Task prompt: Scan the records for the string "values"; copy each line where it occurs.

Records for this task:
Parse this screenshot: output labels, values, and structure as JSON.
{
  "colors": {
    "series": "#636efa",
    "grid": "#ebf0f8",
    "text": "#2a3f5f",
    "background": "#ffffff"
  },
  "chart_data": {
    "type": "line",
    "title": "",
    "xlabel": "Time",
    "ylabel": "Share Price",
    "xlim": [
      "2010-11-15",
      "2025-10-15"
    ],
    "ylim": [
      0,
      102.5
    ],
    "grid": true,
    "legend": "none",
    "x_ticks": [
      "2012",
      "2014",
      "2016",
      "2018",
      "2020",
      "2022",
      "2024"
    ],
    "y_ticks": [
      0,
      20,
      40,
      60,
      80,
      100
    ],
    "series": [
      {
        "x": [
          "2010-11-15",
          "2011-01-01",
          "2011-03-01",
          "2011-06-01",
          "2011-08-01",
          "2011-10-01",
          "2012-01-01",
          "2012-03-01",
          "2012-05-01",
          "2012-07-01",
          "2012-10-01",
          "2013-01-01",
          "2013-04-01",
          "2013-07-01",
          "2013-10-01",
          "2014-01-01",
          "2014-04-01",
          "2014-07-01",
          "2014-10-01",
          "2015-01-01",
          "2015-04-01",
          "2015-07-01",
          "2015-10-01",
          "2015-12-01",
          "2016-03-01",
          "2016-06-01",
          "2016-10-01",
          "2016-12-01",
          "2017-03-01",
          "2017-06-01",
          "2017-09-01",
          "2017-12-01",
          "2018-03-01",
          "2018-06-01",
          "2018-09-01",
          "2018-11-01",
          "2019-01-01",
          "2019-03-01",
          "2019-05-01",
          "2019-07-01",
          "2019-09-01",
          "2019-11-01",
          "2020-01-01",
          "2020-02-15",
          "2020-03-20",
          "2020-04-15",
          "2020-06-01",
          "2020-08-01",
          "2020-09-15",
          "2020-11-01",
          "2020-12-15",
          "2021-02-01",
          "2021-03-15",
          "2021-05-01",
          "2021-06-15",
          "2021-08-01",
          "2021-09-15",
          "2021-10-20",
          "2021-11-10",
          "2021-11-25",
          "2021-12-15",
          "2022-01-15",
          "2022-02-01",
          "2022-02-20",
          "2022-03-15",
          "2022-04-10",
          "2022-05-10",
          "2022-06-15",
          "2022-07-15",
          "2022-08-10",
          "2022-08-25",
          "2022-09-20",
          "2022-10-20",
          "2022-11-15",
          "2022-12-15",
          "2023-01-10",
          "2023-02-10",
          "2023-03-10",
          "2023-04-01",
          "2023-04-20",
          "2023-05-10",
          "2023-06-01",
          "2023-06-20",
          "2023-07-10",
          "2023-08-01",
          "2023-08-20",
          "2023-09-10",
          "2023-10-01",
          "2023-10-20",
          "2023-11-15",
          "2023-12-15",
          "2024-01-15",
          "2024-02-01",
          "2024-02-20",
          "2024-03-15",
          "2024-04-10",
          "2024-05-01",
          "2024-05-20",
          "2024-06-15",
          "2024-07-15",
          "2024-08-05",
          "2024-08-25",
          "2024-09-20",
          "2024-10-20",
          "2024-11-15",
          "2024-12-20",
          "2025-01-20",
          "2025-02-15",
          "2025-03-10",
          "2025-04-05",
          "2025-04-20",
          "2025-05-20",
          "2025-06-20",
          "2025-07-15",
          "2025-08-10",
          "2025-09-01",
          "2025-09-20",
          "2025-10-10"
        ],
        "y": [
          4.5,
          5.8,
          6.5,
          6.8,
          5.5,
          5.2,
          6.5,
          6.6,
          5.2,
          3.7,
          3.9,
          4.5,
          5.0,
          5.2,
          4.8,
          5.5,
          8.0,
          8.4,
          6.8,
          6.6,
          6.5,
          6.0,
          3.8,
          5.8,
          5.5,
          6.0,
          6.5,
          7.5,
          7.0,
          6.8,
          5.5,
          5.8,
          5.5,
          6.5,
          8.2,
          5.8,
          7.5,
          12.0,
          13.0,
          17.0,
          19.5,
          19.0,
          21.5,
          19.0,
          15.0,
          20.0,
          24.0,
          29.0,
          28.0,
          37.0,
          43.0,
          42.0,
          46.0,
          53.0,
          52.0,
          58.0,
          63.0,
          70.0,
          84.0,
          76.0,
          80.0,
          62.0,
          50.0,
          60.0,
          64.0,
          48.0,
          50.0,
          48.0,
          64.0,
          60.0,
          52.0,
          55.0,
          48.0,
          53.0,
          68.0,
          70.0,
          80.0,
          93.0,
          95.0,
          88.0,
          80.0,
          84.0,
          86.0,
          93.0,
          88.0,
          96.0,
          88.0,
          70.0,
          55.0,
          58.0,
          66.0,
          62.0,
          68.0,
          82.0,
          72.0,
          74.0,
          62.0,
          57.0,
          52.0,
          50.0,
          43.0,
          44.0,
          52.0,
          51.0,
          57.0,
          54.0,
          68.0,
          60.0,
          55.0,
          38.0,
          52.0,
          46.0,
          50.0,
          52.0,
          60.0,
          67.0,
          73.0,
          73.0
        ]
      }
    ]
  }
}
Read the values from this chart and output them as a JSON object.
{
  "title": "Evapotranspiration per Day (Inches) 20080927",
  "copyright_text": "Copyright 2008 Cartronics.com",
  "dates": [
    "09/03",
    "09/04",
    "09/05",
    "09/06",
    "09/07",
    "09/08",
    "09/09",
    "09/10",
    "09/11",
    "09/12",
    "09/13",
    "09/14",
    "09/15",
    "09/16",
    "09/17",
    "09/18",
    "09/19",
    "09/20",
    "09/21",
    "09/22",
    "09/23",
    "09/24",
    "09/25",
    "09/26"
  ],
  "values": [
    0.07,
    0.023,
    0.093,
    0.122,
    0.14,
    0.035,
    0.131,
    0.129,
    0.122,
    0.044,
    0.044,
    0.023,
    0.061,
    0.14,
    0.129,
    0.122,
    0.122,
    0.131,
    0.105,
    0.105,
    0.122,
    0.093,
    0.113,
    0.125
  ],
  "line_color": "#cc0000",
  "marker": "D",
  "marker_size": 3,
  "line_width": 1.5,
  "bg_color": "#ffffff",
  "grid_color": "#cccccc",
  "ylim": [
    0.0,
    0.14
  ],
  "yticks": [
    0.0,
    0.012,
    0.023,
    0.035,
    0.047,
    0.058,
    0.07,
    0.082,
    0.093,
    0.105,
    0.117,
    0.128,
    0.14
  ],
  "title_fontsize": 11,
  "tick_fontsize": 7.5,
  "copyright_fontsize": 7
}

Final result:
Parse this screenshot: output labels, values, and structure as JSON.
Read the values from this chart and output them as a JSON object.
  "values": [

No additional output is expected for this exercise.